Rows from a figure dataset
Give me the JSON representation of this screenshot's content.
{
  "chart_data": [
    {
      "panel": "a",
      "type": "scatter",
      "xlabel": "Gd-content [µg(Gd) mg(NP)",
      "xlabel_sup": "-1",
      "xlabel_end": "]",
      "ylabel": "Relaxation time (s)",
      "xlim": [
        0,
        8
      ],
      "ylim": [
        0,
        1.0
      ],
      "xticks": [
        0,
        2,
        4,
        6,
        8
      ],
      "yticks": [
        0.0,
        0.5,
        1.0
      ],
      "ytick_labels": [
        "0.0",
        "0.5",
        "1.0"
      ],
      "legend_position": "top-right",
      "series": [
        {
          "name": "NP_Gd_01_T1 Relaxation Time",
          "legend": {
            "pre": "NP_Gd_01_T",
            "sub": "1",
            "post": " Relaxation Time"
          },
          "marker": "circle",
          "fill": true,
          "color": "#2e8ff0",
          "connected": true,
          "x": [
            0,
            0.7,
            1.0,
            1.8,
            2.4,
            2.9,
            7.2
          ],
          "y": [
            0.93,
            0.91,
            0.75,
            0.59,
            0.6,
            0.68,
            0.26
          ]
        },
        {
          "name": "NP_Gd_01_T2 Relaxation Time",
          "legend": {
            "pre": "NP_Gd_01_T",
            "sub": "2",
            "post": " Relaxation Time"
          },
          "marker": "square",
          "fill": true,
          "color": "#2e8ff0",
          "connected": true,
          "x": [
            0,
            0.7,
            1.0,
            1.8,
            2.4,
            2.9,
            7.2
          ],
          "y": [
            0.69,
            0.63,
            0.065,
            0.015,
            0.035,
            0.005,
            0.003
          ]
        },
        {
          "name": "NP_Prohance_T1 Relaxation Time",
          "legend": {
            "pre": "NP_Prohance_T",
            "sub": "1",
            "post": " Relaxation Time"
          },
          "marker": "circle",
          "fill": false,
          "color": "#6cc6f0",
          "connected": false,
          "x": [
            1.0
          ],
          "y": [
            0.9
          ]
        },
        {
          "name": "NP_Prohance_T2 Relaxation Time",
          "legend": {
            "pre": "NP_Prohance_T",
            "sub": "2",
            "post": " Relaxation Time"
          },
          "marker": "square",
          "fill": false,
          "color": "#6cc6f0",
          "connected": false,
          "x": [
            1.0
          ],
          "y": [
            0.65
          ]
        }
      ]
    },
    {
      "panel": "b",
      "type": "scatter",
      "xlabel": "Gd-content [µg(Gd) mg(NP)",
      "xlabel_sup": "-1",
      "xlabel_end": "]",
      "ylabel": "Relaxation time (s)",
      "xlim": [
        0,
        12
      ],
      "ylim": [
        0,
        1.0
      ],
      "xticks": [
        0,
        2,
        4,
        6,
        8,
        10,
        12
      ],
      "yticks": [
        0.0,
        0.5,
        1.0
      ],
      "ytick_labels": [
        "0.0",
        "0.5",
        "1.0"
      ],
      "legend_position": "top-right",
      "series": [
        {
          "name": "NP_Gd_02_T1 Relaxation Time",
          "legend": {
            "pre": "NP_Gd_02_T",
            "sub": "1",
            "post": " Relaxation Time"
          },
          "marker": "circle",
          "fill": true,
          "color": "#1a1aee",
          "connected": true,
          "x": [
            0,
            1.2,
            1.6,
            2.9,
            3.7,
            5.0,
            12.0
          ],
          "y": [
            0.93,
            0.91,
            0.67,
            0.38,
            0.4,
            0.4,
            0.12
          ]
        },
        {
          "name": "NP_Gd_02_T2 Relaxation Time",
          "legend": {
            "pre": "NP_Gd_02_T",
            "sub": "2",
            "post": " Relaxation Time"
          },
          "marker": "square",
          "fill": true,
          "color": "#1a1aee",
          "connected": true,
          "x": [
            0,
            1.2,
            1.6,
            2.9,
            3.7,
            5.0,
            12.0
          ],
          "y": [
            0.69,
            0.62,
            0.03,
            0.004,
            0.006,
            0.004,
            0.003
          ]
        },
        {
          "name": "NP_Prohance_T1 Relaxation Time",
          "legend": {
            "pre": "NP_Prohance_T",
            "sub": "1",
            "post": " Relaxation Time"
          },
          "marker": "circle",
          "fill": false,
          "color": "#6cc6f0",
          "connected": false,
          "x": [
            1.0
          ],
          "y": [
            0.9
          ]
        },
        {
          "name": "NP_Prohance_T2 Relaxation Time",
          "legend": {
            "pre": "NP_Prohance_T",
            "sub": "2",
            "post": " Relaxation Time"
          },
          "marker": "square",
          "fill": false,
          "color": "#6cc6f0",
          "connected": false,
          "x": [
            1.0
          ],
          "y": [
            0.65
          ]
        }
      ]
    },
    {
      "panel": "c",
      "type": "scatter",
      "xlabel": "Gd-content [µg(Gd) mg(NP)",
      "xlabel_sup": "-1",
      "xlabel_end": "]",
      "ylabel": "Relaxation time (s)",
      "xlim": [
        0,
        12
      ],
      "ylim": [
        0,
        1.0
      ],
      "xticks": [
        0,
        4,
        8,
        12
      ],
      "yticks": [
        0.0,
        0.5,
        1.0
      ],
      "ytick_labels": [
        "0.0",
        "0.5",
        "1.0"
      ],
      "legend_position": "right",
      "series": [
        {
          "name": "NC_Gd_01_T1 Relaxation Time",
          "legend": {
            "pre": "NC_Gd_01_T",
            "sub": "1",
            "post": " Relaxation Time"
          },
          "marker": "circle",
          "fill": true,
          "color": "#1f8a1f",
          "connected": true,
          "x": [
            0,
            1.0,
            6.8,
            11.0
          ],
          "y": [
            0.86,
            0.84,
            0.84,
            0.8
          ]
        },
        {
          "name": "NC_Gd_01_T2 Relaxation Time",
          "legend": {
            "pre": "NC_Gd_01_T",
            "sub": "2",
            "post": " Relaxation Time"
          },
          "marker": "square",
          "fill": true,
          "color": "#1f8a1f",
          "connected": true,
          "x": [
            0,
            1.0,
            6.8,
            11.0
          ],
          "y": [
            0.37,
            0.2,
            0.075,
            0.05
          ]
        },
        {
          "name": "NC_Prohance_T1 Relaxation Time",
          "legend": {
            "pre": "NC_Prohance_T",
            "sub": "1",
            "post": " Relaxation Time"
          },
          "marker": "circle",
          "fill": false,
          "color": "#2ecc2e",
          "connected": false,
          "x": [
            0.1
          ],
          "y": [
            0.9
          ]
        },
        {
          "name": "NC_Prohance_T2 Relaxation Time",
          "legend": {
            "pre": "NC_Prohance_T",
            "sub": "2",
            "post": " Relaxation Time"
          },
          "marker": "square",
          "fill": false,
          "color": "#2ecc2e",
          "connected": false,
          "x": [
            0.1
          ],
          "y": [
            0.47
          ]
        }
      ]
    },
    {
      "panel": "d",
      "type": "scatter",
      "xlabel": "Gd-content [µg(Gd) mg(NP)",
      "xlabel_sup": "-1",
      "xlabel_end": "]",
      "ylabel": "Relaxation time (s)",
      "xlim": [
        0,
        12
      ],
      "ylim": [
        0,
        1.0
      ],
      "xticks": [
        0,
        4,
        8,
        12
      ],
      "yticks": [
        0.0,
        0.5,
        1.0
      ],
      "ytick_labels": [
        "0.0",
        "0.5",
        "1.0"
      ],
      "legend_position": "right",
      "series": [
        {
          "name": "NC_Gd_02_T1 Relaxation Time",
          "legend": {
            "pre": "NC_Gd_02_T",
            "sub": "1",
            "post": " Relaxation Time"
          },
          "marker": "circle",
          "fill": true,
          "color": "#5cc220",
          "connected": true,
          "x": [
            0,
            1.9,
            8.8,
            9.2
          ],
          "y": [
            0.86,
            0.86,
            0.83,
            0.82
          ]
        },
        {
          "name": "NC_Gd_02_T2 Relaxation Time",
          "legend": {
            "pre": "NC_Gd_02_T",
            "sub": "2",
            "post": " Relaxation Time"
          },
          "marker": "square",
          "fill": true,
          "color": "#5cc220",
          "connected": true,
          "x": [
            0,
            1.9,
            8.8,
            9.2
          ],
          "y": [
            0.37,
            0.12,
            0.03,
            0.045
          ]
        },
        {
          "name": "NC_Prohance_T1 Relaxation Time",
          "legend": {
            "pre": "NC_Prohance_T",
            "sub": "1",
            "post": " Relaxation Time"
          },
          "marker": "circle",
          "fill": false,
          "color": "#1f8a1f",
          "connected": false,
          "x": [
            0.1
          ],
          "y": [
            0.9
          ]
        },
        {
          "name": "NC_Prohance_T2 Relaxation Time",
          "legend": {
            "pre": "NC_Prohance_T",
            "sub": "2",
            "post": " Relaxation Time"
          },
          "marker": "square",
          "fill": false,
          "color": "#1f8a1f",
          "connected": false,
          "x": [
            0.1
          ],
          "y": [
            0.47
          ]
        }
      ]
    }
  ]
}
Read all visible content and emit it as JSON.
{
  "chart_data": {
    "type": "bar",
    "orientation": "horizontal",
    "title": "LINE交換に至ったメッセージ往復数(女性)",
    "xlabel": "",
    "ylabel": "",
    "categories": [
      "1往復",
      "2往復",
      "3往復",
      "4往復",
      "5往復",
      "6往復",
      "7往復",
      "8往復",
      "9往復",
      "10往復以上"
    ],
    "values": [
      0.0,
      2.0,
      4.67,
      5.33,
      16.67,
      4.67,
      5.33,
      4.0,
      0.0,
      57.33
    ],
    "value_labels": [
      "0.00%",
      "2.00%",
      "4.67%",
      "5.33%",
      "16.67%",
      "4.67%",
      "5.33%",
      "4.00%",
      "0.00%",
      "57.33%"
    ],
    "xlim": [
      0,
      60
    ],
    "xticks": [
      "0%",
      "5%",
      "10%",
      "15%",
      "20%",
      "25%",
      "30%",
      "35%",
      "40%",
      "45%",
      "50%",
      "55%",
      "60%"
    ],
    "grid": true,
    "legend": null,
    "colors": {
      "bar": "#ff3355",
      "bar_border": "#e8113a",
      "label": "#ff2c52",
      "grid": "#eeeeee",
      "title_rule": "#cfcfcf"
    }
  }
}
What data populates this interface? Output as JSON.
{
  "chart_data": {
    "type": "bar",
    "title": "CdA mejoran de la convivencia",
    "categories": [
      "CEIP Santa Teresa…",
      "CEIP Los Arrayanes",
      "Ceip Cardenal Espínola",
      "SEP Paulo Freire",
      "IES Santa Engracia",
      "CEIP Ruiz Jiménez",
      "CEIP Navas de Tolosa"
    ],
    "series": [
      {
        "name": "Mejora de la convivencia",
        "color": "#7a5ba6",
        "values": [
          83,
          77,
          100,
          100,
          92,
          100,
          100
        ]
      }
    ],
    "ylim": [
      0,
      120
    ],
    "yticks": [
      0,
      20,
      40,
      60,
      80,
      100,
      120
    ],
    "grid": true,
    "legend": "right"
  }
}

Task objective: Copy each line above containing the string "JSON".

Solved problem:
Give me the JSON representation of this screenshot's content.
Read all visible content and emit it as JSON.
What data populates this interface? Output as JSON.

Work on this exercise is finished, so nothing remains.